Set problem
Search the records for the word "from" and pick out every line that has it.

--- START Record excerpts ---

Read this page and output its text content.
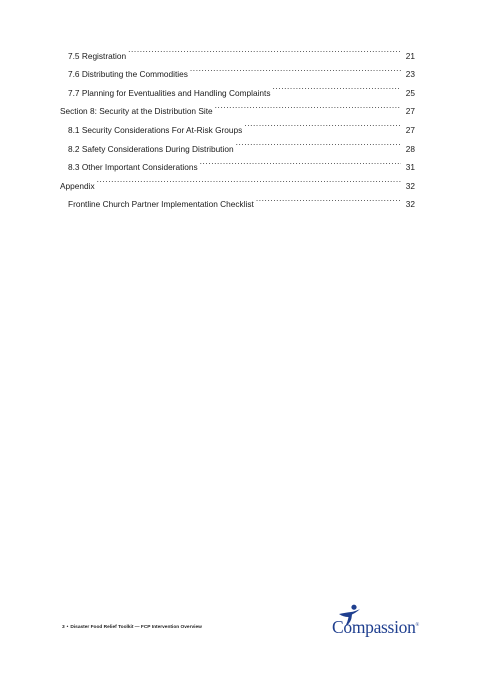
7.5 Registration .....	21
7.6 Distributing the Commodities .....	23
7.7 Planning for Eventualities and Handling Complaints .....	25
Section 8: Security at the Distribution Site .....	27
8.1 Security Considerations For At-Risk Groups .....	27
8.2 Safety Considerations During Distribution .....	28
8.3 Other Important Considerations .....	31
Appendix .....	32
Frontline Church Partner Implementation Checklist .....	32
3 • Disaster Food Relief Toolkit — FCP Intervention Overview	Compassion®
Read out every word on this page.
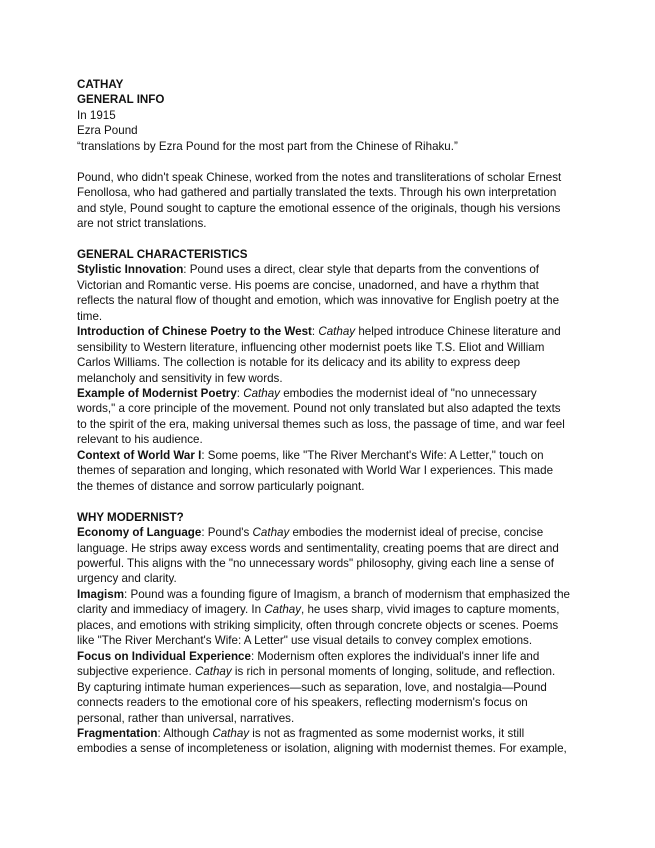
CATHAY
GENERAL INFO
In 1915
Ezra Pound
“translations by Ezra Pound for the most part from the Chinese of Rihaku.”
Pound, who didn't speak Chinese, worked from the notes and transliterations of scholar Ernest
Fenollosa, who had gathered and partially translated the texts. Through his own interpretation
and style, Pound sought to capture the emotional essence of the originals, though his versions
are not strict translations.
GENERAL CHARACTERISTICS
Stylistic Innovation: Pound uses a direct, clear style that departs from the conventions of
Victorian and Romantic verse. His poems are concise, unadorned, and have a rhythm that
reflects the natural flow of thought and emotion, which was innovative for English poetry at the
time.
Introduction of Chinese Poetry to the West: Cathay helped introduce Chinese literature and
sensibility to Western literature, influencing other modernist poets like T.S. Eliot and William
Carlos Williams. The collection is notable for its delicacy and its ability to express deep
melancholy and sensitivity in few words.
Example of Modernist Poetry: Cathay embodies the modernist ideal of "no unnecessary
words," a core principle of the movement. Pound not only translated but also adapted the texts
to the spirit of the era, making universal themes such as loss, the passage of time, and war feel
relevant to his audience.
Context of World War I: Some poems, like "The River Merchant's Wife: A Letter," touch on
themes of separation and longing, which resonated with World War I experiences. This made
the themes of distance and sorrow particularly poignant.
WHY MODERNIST?
Economy of Language: Pound's Cathay embodies the modernist ideal of precise, concise
language. He strips away excess words and sentimentality, creating poems that are direct and
powerful. This aligns with the "no unnecessary words" philosophy, giving each line a sense of
urgency and clarity.
Imagism: Pound was a founding figure of Imagism, a branch of modernism that emphasized the
clarity and immediacy of imagery. In Cathay, he uses sharp, vivid images to capture moments,
places, and emotions with striking simplicity, often through concrete objects or scenes. Poems
like "The River Merchant's Wife: A Letter" use visual details to convey complex emotions.
Focus on Individual Experience: Modernism often explores the individual's inner life and
subjective experience. Cathay is rich in personal moments of longing, solitude, and reflection.
By capturing intimate human experiences—such as separation, love, and nostalgia—Pound
connects readers to the emotional core of his speakers, reflecting modernism's focus on
personal, rather than universal, narratives.
Fragmentation: Although Cathay is not as fragmented as some modernist works, it still
embodies a sense of incompleteness or isolation, aligning with modernist themes. For example,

--- END Record excerpts ---

Task solution
“translations by Ezra Pound for the most part from the Chinese of Rihaku.”
Pound, who didn't speak Chinese, worked from the notes and transliterations of scholar Ernest
Stylistic Innovation: Pound uses a direct, clear style that departs from the conventions of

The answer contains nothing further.